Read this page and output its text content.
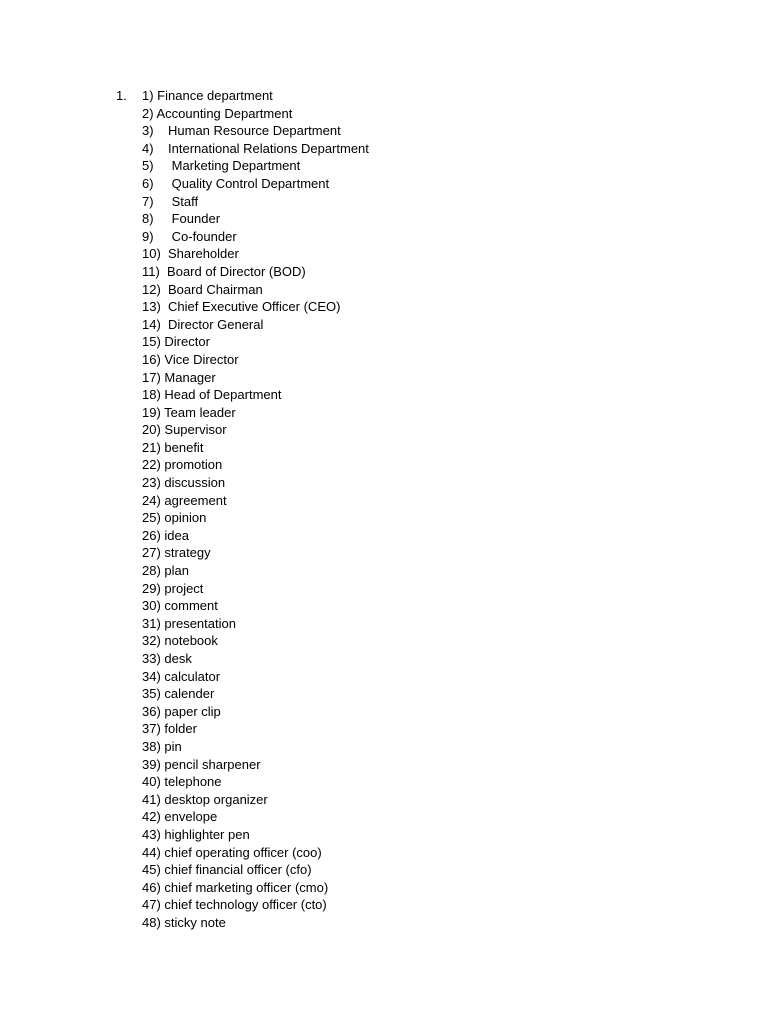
1. 1) Finance department
2) Accounting Department
3)    Human Resource Department
4)    International Relations Department
5)     Marketing Department
6)     Quality Control Department
7)     Staff
8)     Founder
9)     Co-founder
10)  Shareholder
11)  Board of Director (BOD)
12)  Board Chairman
13)  Chief Executive Officer (CEO)
14)  Director General
15) Director
16) Vice Director
17) Manager
18) Head of Department
19) Team leader
20) Supervisor
21) benefit
22) promotion
23) discussion
24) agreement
25) opinion
26) idea
27) strategy
28) plan
29) project
30) comment
31) presentation
32) notebook
33) desk
34) calculator
35) calender
36) paper clip
37) folder
38) pin
39) pencil sharpener
40) telephone
41) desktop organizer
42) envelope
43) highlighter pen
44) chief operating officer (coo)
45) chief financial officer (cfo)
46) chief marketing officer (cmo)
47) chief technology officer (cto)
48) sticky note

§ §

■ What is being asked: Pull every line containing "Board" from the material above.

■ Task answer:
11)  Board of Director (BOD)
12)  Board Chairman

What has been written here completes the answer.